▶ _Problem_: Can the data below be echoed back word for word?

Stored records:

------------------------------------------------------------

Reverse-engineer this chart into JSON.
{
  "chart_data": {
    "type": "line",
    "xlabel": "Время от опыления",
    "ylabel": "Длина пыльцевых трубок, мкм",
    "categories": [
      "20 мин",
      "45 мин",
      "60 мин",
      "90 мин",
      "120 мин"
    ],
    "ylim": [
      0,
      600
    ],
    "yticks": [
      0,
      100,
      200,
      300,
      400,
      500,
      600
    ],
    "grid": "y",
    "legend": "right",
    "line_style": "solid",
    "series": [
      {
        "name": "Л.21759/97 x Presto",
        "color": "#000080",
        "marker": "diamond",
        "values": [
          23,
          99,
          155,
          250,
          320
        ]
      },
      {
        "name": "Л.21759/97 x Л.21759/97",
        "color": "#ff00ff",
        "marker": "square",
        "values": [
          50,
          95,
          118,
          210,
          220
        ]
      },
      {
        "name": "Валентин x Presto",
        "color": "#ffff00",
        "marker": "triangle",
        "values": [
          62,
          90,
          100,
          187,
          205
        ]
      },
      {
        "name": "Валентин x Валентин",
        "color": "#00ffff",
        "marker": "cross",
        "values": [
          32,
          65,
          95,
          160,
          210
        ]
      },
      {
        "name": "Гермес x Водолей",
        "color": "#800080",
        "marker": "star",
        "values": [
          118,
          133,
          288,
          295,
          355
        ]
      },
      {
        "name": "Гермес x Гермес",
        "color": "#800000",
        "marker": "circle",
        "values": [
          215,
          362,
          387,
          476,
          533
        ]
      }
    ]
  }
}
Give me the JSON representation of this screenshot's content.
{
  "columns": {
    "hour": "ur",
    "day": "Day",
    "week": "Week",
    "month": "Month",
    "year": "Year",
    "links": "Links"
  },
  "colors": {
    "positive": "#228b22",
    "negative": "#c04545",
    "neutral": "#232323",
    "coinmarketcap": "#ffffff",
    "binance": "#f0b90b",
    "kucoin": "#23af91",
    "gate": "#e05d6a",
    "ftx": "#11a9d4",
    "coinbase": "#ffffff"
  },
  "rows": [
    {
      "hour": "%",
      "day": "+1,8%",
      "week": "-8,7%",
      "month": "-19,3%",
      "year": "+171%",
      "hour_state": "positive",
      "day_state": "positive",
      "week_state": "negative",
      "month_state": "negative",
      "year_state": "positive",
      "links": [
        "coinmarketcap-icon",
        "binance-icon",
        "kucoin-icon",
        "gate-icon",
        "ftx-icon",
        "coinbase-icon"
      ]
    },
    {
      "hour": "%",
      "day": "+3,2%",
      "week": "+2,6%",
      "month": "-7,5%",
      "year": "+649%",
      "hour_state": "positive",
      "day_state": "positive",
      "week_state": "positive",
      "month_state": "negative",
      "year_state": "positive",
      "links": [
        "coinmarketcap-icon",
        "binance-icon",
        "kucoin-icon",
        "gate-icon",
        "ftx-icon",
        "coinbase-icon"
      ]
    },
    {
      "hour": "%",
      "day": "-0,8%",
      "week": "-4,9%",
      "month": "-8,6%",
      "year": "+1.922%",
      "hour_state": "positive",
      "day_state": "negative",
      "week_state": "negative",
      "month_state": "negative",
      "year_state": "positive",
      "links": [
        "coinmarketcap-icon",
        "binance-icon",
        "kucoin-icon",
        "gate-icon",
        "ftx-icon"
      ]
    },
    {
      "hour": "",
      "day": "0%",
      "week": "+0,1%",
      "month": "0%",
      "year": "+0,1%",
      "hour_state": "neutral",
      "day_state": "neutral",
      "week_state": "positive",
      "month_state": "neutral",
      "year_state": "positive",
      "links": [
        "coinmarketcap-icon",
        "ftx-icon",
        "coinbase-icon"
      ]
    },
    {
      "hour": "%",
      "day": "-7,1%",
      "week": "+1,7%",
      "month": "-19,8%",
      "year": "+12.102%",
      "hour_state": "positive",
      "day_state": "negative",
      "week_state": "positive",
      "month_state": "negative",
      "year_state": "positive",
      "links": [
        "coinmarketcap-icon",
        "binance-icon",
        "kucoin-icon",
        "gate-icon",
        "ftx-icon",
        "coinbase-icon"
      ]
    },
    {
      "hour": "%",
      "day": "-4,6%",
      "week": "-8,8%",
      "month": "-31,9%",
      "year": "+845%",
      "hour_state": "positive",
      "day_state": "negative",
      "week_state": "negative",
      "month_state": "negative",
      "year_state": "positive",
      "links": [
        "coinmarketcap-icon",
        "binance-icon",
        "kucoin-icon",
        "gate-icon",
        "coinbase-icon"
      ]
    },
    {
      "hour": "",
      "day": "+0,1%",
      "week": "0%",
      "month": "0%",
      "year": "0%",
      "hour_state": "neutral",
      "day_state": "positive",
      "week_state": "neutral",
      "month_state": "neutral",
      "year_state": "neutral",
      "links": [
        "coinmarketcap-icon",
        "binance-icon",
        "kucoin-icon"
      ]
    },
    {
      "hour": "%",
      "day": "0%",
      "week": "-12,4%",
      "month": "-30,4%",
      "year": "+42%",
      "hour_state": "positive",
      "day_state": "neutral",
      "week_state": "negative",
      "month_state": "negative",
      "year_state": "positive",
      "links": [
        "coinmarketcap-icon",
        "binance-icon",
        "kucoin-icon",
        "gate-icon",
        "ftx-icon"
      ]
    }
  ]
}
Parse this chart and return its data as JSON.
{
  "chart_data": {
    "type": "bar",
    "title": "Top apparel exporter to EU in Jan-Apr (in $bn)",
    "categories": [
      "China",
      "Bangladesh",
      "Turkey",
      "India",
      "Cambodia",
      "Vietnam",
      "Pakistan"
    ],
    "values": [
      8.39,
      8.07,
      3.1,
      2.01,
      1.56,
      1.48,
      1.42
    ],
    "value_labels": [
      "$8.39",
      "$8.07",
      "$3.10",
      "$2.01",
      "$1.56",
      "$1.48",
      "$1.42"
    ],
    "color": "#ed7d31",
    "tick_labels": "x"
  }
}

------------------------------------------------------------

▶ _Expected answer_:
Reverse-engineer this chart into JSON.
{
  "chart_data": {
    "type": "line",
    "xlabel": "Время от опыления",
    "ylabel": "Длина пыльцевых трубок, мкм",
    "categories": [
      "20 мин",
      "45 мин",
      "60 мин",
      "90 мин",
      "120 мин"
    ],
    "ylim": [
      0,
      600
    ],
    "yticks": [
      0,
      100,
      200,
      300,
      400,
      500,
      600
    ],
    "grid": "y",
    "legend": "right",
    "line_style": "solid",
    "series": [
      {
        "name": "Л.21759/97 x Presto",
        "color": "#000080",
        "marker": "diamond",
        "values": [
          23,
          99,
          155,
          250,
          320
        ]
      },
      {
        "name": "Л.21759/97 x Л.21759/97",
        "color": "#ff00ff",
        "marker": "square",
        "values": [
          50,
          95,
          118,
          210,
          220
        ]
      },
      {
        "name": "Валентин x Presto",
        "color": "#ffff00",
        "marker": "triangle",
        "values": [
          62,
          90,
          100,
          187,
          205
        ]
      },
      {
        "name": "Валентин x Валентин",
        "color": "#00ffff",
        "marker": "cross",
        "values": [
          32,
          65,
          95,
          160,
          210
        ]
      },
      {
        "name": "Гермес x Водолей",
        "color": "#800080",
        "marker": "star",
        "values": [
          118,
          133,
          288,
          295,
          355
        ]
      },
      {
        "name": "Гермес x Гермес",
        "color": "#800000",
        "marker": "circle",
        "values": [
          215,
          362,
          387,
          476,
          533
        ]
      }
    ]
  }
}
Give me the JSON representation of this screenshot's content.
{
  "columns": {
    "hour": "ur",
    "day": "Day",
    "week": "Week",
    "month": "Month",
    "year": "Year",
    "links": "Links"
  },
  "colors": {
    "positive": "#228b22",
    "negative": "#c04545",
    "neutral": "#232323",
    "coinmarketcap": "#ffffff",
    "binance": "#f0b90b",
    "kucoin": "#23af91",
    "gate": "#e05d6a",
    "ftx": "#11a9d4",
    "coinbase": "#ffffff"
  },
  "rows": [
    {
      "hour": "%",
      "day": "+1,8%",
      "week": "-8,7%",
      "month": "-19,3%",
      "year": "+171%",
      "hour_state": "positive",
      "day_state": "positive",
      "week_state": "negative",
      "month_state": "negative",
      "year_state": "positive",
      "links": [
        "coinmarketcap-icon",
        "binance-icon",
        "kucoin-icon",
        "gate-icon",
        "ftx-icon",
        "coinbase-icon"
      ]
    },
    {
      "hour": "%",
      "day": "+3,2%",
      "week": "+2,6%",
      "month": "-7,5%",
      "year": "+649%",
      "hour_state": "positive",
      "day_state": "positive",
      "week_state": "positive",
      "month_state": "negative",
      "year_state": "positive",
      "links": [
        "coinmarketcap-icon",
        "binance-icon",
        "kucoin-icon",
        "gate-icon",
        "ftx-icon",
        "coinbase-icon"
      ]
    },
    {
      "hour": "%",
      "day": "-0,8%",
      "week": "-4,9%",
      "month": "-8,6%",
      "year": "+1.922%",
      "hour_state": "positive",
      "day_state": "negative",
      "week_state": "negative",
      "month_state": "negative",
      "year_state": "positive",
      "links": [
        "coinmarketcap-icon",
        "binance-icon",
        "kucoin-icon",
        "gate-icon",
        "ftx-icon"
      ]
    },
    {
      "hour": "",
      "day": "0%",
      "week": "+0,1%",
      "month": "0%",
      "year": "+0,1%",
      "hour_state": "neutral",
      "day_state": "neutral",
      "week_state": "positive",
      "month_state": "neutral",
      "year_state": "positive",
      "links": [
        "coinmarketcap-icon",
        "ftx-icon",
        "coinbase-icon"
      ]
    },
    {
      "hour": "%",
      "day": "-7,1%",
      "week": "+1,7%",
      "month": "-19,8%",
      "year": "+12.102%",
      "hour_state": "positive",
      "day_state": "negative",
      "week_state": "positive",
      "month_state": "negative",
      "year_state": "positive",
      "links": [
        "coinmarketcap-icon",
        "binance-icon",
        "kucoin-icon",
        "gate-icon",
        "ftx-icon",
        "coinbase-icon"
      ]
    },
    {
      "hour": "%",
      "day": "-4,6%",
      "week": "-8,8%",
      "month": "-31,9%",
      "year": "+845%",
      "hour_state": "positive",
      "day_state": "negative",
      "week_state": "negative",
      "month_state": "negative",
      "year_state": "positive",
      "links": [
        "coinmarketcap-icon",
        "binance-icon",
        "kucoin-icon",
        "gate-icon",
        "coinbase-icon"
      ]
    },
    {
      "hour": "",
      "day": "+0,1%",
      "week": "0%",
      "month": "0%",
      "year": "0%",
      "hour_state": "neutral",
      "day_state": "positive",
      "week_state": "neutral",
      "month_state": "neutral",
      "year_state": "neutral",
      "links": [
        "coinmarketcap-icon",
        "binance-icon",
        "kucoin-icon"
      ]
    },
    {
      "hour": "%",
      "day": "0%",
      "week": "-12,4%",
      "month": "-30,4%",
      "year": "+42%",
      "hour_state": "positive",
      "day_state": "neutral",
      "week_state": "negative",
      "month_state": "negative",
      "year_state": "positive",
      "links": [
        "coinmarketcap-icon",
        "binance-icon",
        "kucoin-icon",
        "gate-icon",
        "ftx-icon"
      ]
    }
  ]
}
Parse this chart and return its data as JSON.
{
  "chart_data": {
    "type": "bar",
    "title": "Top apparel exporter to EU in Jan-Apr (in $bn)",
    "categories": [
      "China",
      "Bangladesh",
      "Turkey",
      "India",
      "Cambodia",
      "Vietnam",
      "Pakistan"
    ],
    "values": [
      8.39,
      8.07,
      3.1,
      2.01,
      1.56,
      1.48,
      1.42
    ],
    "value_labels": [
      "$8.39",
      "$8.07",
      "$3.10",
      "$2.01",
      "$1.56",
      "$1.48",
      "$1.42"
    ],
    "color": "#ed7d31",
    "tick_labels": "x"
  }
}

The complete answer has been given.